Short task:
Give an exact transcription of every line, dropping the images.

Records to process:
——————————

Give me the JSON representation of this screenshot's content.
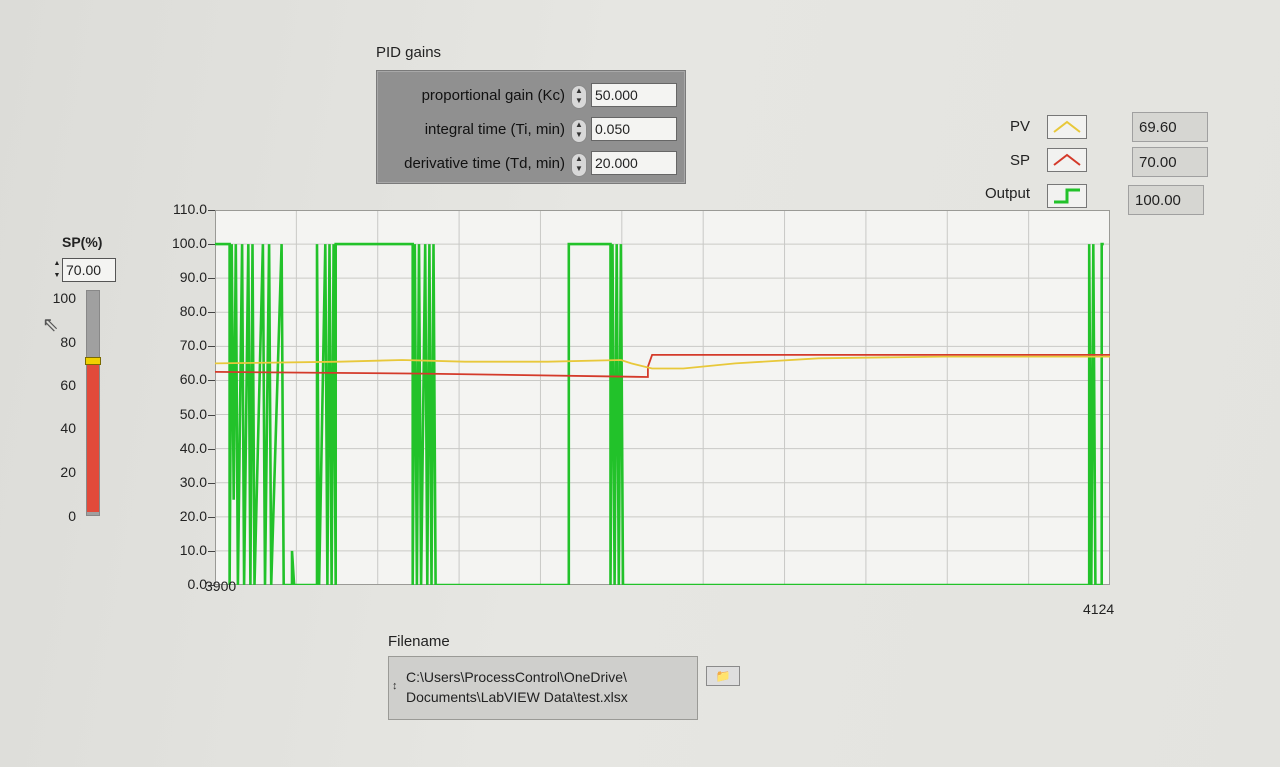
{
  "pid": {
    "title": "PID gains",
    "rows": [
      {
        "label": "proportional gain (Kc)",
        "value": "50.000"
      },
      {
        "label": "integral time (Ti, min)",
        "value": "0.050"
      },
      {
        "label": "derivative time (Td, min)",
        "value": "20.000"
      }
    ]
  },
  "legend": {
    "items": [
      {
        "name": "PV",
        "value": "69.60",
        "color": "#e8c83a"
      },
      {
        "name": "SP",
        "value": "70.00",
        "color": "#d43a2a"
      },
      {
        "name": "Output",
        "value": "100.00",
        "color": "#22c22a"
      }
    ]
  },
  "setpoint": {
    "title": "SP(%)",
    "value": "70.00",
    "level_percent": 70,
    "ticks": [
      "100",
      "80",
      "60",
      "40",
      "20",
      "0"
    ]
  },
  "filename": {
    "title": "Filename",
    "line1": "C:\\Users\\ProcessControl\\OneDrive\\",
    "line2": "Documents\\LabVIEW Data\\test.xlsx",
    "browse_icon": "folder-icon"
  },
  "chart_data": {
    "type": "line",
    "x_range": [
      3900,
      4124
    ],
    "x_ticks": [
      "3900",
      "4124"
    ],
    "y_range": [
      0,
      110
    ],
    "y_ticks": [
      "110.0",
      "100.0",
      "90.0",
      "80.0",
      "70.0",
      "60.0",
      "50.0",
      "40.0",
      "30.0",
      "20.0",
      "10.0",
      "0.0"
    ],
    "grid": true,
    "series": [
      {
        "name": "PV",
        "color": "#e8c83a",
        "points": [
          [
            3900,
            65
          ],
          [
            3960,
            65.5
          ],
          [
            3990,
            66
          ],
          [
            4020,
            65.5
          ],
          [
            4060,
            65.5
          ],
          [
            4095,
            66
          ],
          [
            4100,
            65
          ],
          [
            4110,
            63.5
          ],
          [
            4125,
            63.5
          ],
          [
            4150,
            65
          ],
          [
            4190,
            66.5
          ],
          [
            4250,
            67
          ],
          [
            4330,
            67
          ]
        ]
      },
      {
        "name": "SP",
        "color": "#d43a2a",
        "points": [
          [
            3900,
            62.5
          ],
          [
            4000,
            62
          ],
          [
            4108,
            61
          ],
          [
            4108,
            64
          ],
          [
            4110,
            67.5
          ],
          [
            4200,
            67.5
          ],
          [
            4330,
            67.5
          ]
        ]
      },
      {
        "name": "Output",
        "color": "#22c22a",
        "points": [
          [
            3900,
            100
          ],
          [
            3907,
            100
          ],
          [
            3907,
            0
          ],
          [
            3908,
            100
          ],
          [
            3909,
            25
          ],
          [
            3910,
            100
          ],
          [
            3911,
            0
          ],
          [
            3913,
            100
          ],
          [
            3914,
            0
          ],
          [
            3916,
            100
          ],
          [
            3917,
            0
          ],
          [
            3918,
            100
          ],
          [
            3919,
            0
          ],
          [
            3923,
            100
          ],
          [
            3924,
            0
          ],
          [
            3926,
            100
          ],
          [
            3927,
            0
          ],
          [
            3932,
            100
          ],
          [
            3933,
            0
          ],
          [
            3937,
            0
          ],
          [
            3937,
            10
          ],
          [
            3938,
            0
          ],
          [
            3949,
            0
          ],
          [
            3949,
            100
          ],
          [
            3950,
            0
          ],
          [
            3953,
            100
          ],
          [
            3954,
            0
          ],
          [
            3955,
            100
          ],
          [
            3956,
            0
          ],
          [
            3957,
            100
          ],
          [
            3958,
            0
          ],
          [
            3958,
            100
          ],
          [
            3970,
            100
          ],
          [
            3995,
            100
          ],
          [
            3995,
            0
          ],
          [
            3996,
            100
          ],
          [
            3997,
            0
          ],
          [
            3998,
            100
          ],
          [
            3999,
            0
          ],
          [
            4001,
            100
          ],
          [
            4002,
            0
          ],
          [
            4003,
            100
          ],
          [
            4004,
            0
          ],
          [
            4005,
            100
          ],
          [
            4006,
            0
          ],
          [
            4055,
            0
          ],
          [
            4070,
            0
          ],
          [
            4070,
            100
          ],
          [
            4075,
            100
          ],
          [
            4090,
            100
          ],
          [
            4090,
            0
          ],
          [
            4091,
            100
          ],
          [
            4092,
            0
          ],
          [
            4093,
            100
          ],
          [
            4094,
            0
          ],
          [
            4095,
            100
          ],
          [
            4096,
            0
          ],
          [
            4150,
            0
          ],
          [
            4200,
            0
          ],
          [
            4250,
            0
          ],
          [
            4320,
            0
          ],
          [
            4320,
            100
          ],
          [
            4321,
            0
          ],
          [
            4322,
            100
          ],
          [
            4323,
            0
          ],
          [
            4326,
            0
          ],
          [
            4326,
            100
          ],
          [
            4327,
            100
          ]
        ]
      }
    ]
  }
}
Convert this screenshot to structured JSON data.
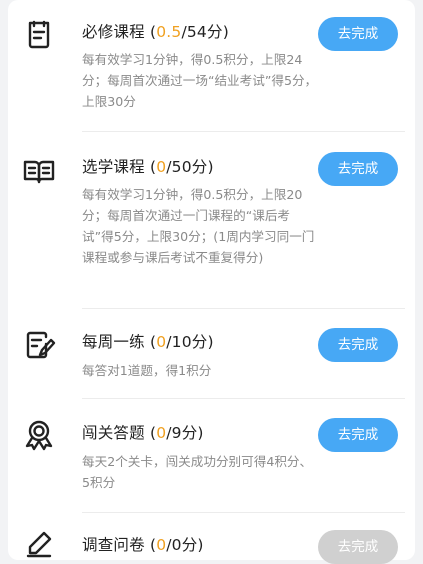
{
  "tasks": [
    {
      "name": "必修课程",
      "current": "0.5",
      "total": "/54分)",
      "open": " (",
      "desc": "每有效学习1分钟，得0.5积分，上限24分；每周首次通过一场“结业考试”得5分，上限30分",
      "button": "去完成",
      "icon": "checklist-icon"
    },
    {
      "name": "选学课程",
      "current": "0",
      "total": "/50分)",
      "open": " (",
      "desc": "每有效学习1分钟，得0.5积分，上限20分；每周首次通过一门课程的“课后考试”得5分，上限30分；(1周内学习同一门课程或参与课后考试不重复得分)",
      "button": "去完成",
      "icon": "open-book-icon"
    },
    {
      "name": "每周一练",
      "current": "0",
      "total": "/10分)",
      "open": " (",
      "desc": "每答对1道题，得1积分",
      "button": "去完成",
      "icon": "edit-document-icon"
    },
    {
      "name": "闯关答题",
      "current": "0",
      "total": "/9分)",
      "open": " (",
      "desc": "每天2个关卡，闯关成功分别可得4积分、5积分",
      "button": "去完成",
      "icon": "award-ribbon-icon"
    },
    {
      "name": "调查问卷",
      "current": "0",
      "total": "/0分)",
      "open": " (",
      "desc": "",
      "button": "去完成",
      "icon": "pen-icon"
    }
  ],
  "colors": {
    "accent": "#47a8f5",
    "progress": "#f0a020",
    "disabled": "#d0d0d0"
  }
}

——————————

Result for this task:
Give me the JSON representation of this screenshot's content.
{
  "pid": {
    "title": "PID gains",
    "rows": [
      {
        "label": "proportional gain (Kc)",
        "value": "50.000"
      },
      {
        "label": "integral time (Ti, min)",
        "value": "0.050"
      },
      {
        "label": "derivative time (Td, min)",
        "value": "20.000"
      }
    ]
  },
  "legend": {
    "items": [
      {
        "name": "PV",
        "value": "69.60",
        "color": "#e8c83a"
      },
      {
        "name": "SP",
        "value": "70.00",
        "color": "#d43a2a"
      },
      {
        "name": "Output",
        "value": "100.00",
        "color": "#22c22a"
      }
    ]
  },
  "setpoint": {
    "title": "SP(%)",
    "value": "70.00",
    "level_percent": 70,
    "ticks": [
      "100",
      "80",
      "60",
      "40",
      "20",
      "0"
    ]
  },
  "filename": {
    "title": "Filename",
    "line1": "C:\\Users\\ProcessControl\\OneDrive\\",
    "line2": "Documents\\LabVIEW Data\\test.xlsx",
    "browse_icon": "folder-icon"
  },
  "chart_data": {
    "type": "line",
    "x_range": [
      3900,
      4124
    ],
    "x_ticks": [
      "3900",
      "4124"
    ],
    "y_range": [
      0,
      110
    ],
    "y_ticks": [
      "110.0",
      "100.0",
      "90.0",
      "80.0",
      "70.0",
      "60.0",
      "50.0",
      "40.0",
      "30.0",
      "20.0",
      "10.0",
      "0.0"
    ],
    "grid": true,
    "series": [
      {
        "name": "PV",
        "color": "#e8c83a",
        "points": [
          [
            3900,
            65
          ],
          [
            3960,
            65.5
          ],
          [
            3990,
            66
          ],
          [
            4020,
            65.5
          ],
          [
            4060,
            65.5
          ],
          [
            4095,
            66
          ],
          [
            4100,
            65
          ],
          [
            4110,
            63.5
          ],
          [
            4125,
            63.5
          ],
          [
            4150,
            65
          ],
          [
            4190,
            66.5
          ],
          [
            4250,
            67
          ],
          [
            4330,
            67
          ]
        ]
      },
      {
        "name": "SP",
        "color": "#d43a2a",
        "points": [
          [
            3900,
            62.5
          ],
          [
            4000,
            62
          ],
          [
            4108,
            61
          ],
          [
            4108,
            64
          ],
          [
            4110,
            67.5
          ],
          [
            4200,
            67.5
          ],
          [
            4330,
            67.5
          ]
        ]
      },
      {
        "name": "Output",
        "color": "#22c22a",
        "points": [
          [
            3900,
            100
          ],
          [
            3907,
            100
          ],
          [
            3907,
            0
          ],
          [
            3908,
            100
          ],
          [
            3909,
            25
          ],
          [
            3910,
            100
          ],
          [
            3911,
            0
          ],
          [
            3913,
            100
          ],
          [
            3914,
            0
          ],
          [
            3916,
            100
          ],
          [
            3917,
            0
          ],
          [
            3918,
            100
          ],
          [
            3919,
            0
          ],
          [
            3923,
            100
          ],
          [
            3924,
            0
          ],
          [
            3926,
            100
          ],
          [
            3927,
            0
          ],
          [
            3932,
            100
          ],
          [
            3933,
            0
          ],
          [
            3937,
            0
          ],
          [
            3937,
            10
          ],
          [
            3938,
            0
          ],
          [
            3949,
            0
          ],
          [
            3949,
            100
          ],
          [
            3950,
            0
          ],
          [
            3953,
            100
          ],
          [
            3954,
            0
          ],
          [
            3955,
            100
          ],
          [
            3956,
            0
          ],
          [
            3957,
            100
          ],
          [
            3958,
            0
          ],
          [
            3958,
            100
          ],
          [
            3970,
            100
          ],
          [
            3995,
            100
          ],
          [
            3995,
            0
          ],
          [
            3996,
            100
          ],
          [
            3997,
            0
          ],
          [
            3998,
            100
          ],
          [
            3999,
            0
          ],
          [
            4001,
            100
          ],
          [
            4002,
            0
          ],
          [
            4003,
            100
          ],
          [
            4004,
            0
          ],
          [
            4005,
            100
          ],
          [
            4006,
            0
          ],
          [
            4055,
            0
          ],
          [
            4070,
            0
          ],
          [
            4070,
            100
          ],
          [
            4075,
            100
          ],
          [
            4090,
            100
          ],
          [
            4090,
            0
          ],
          [
            4091,
            100
          ],
          [
            4092,
            0
          ],
          [
            4093,
            100
          ],
          [
            4094,
            0
          ],
          [
            4095,
            100
          ],
          [
            4096,
            0
          ],
          [
            4150,
            0
          ],
          [
            4200,
            0
          ],
          [
            4250,
            0
          ],
          [
            4320,
            0
          ],
          [
            4320,
            100
          ],
          [
            4321,
            0
          ],
          [
            4322,
            100
          ],
          [
            4323,
            0
          ],
          [
            4326,
            0
          ],
          [
            4326,
            100
          ],
          [
            4327,
            100
          ]
        ]
      }
    ]
  }
}
Convert this screenshot to structured JSON data.
{
  "tasks": [
    {
      "name": "必修课程",
      "current": "0.5",
      "total": "/54分)",
      "open": " (",
      "desc": "每有效学习1分钟，得0.5积分，上限24分；每周首次通过一场“结业考试”得5分，上限30分",
      "button": "去完成",
      "icon": "checklist-icon"
    },
    {
      "name": "选学课程",
      "current": "0",
      "total": "/50分)",
      "open": " (",
      "desc": "每有效学习1分钟，得0.5积分，上限20分；每周首次通过一门课程的“课后考试”得5分，上限30分；(1周内学习同一门课程或参与课后考试不重复得分)",
      "button": "去完成",
      "icon": "open-book-icon"
    },
    {
      "name": "每周一练",
      "current": "0",
      "total": "/10分)",
      "open": " (",
      "desc": "每答对1道题，得1积分",
      "button": "去完成",
      "icon": "edit-document-icon"
    },
    {
      "name": "闯关答题",
      "current": "0",
      "total": "/9分)",
      "open": " (",
      "desc": "每天2个关卡，闯关成功分别可得4积分、5积分",
      "button": "去完成",
      "icon": "award-ribbon-icon"
    },
    {
      "name": "调查问卷",
      "current": "0",
      "total": "/0分)",
      "open": " (",
      "desc": "",
      "button": "去完成",
      "icon": "pen-icon"
    }
  ],
  "colors": {
    "accent": "#47a8f5",
    "progress": "#f0a020",
    "disabled": "#d0d0d0"
  }
}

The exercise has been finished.